Step by step solution

01

Write Velocity as a Function of Distance

To express the velocity \( V \) as a function of the distance \( D \), we use the proportionality given in Hubble's law. This can be written as: \( V = H \cdot D \). Here, \( H \) is Hubble's constant, which indicates how fast galaxies are receding per unit distance.

02

Calculate Velocity for Galaxy G2237 +305

Given that the distance \( D \) to galaxy G2237 +305 is 122.7 megaparsecs and \( H = 70 \) km/s/Mpc, we can use the formula \( V = H \cdot D \) to find the velocity: \[ V = 70 \text{ km/s/Mpc} \times 122.7 \text{ Mpc} = 8590 \text{ km/s}. \] The galaxy G2237 +305 is receding from Earth at a velocity of 8590 kilometers per second.

» **Data provided**:
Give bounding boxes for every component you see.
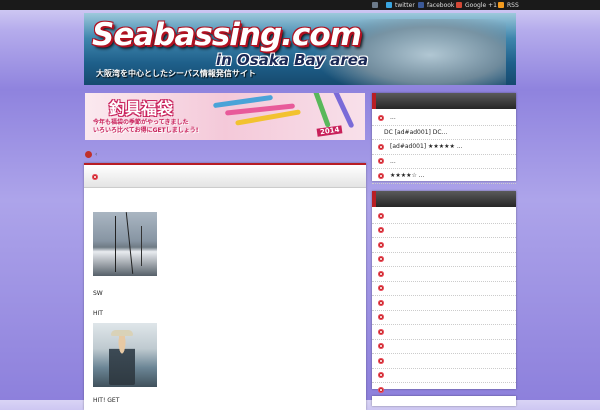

» **Task requirements**: Reproduce the step-by-step Hubble's law solution above, word for word and in full.

» **Full response**:
Step by step solution

01

Write Velocity as a Function of Distance

To express the velocity \( V \) as a function of the distance \( D \), we use the proportionality given in Hubble's law. This can be written as: \( V = H \cdot D \). Here, \( H \) is Hubble's constant, which indicates how fast galaxies are receding per unit distance.

02

Calculate Velocity for Galaxy G2237 +305

Given that the distance \( D \) to galaxy G2237 +305 is 122.7 megaparsecs and \( H = 70 \) km/s/Mpc, we can use the formula \( V = H \cdot D \) to find the velocity: \[ V = 70 \text{ km/s/Mpc} \times 122.7 \text{ Mpc} = 8590 \text{ km/s}. \] The galaxy G2237 +305 is receding from Earth at a velocity of 8590 kilometers per second.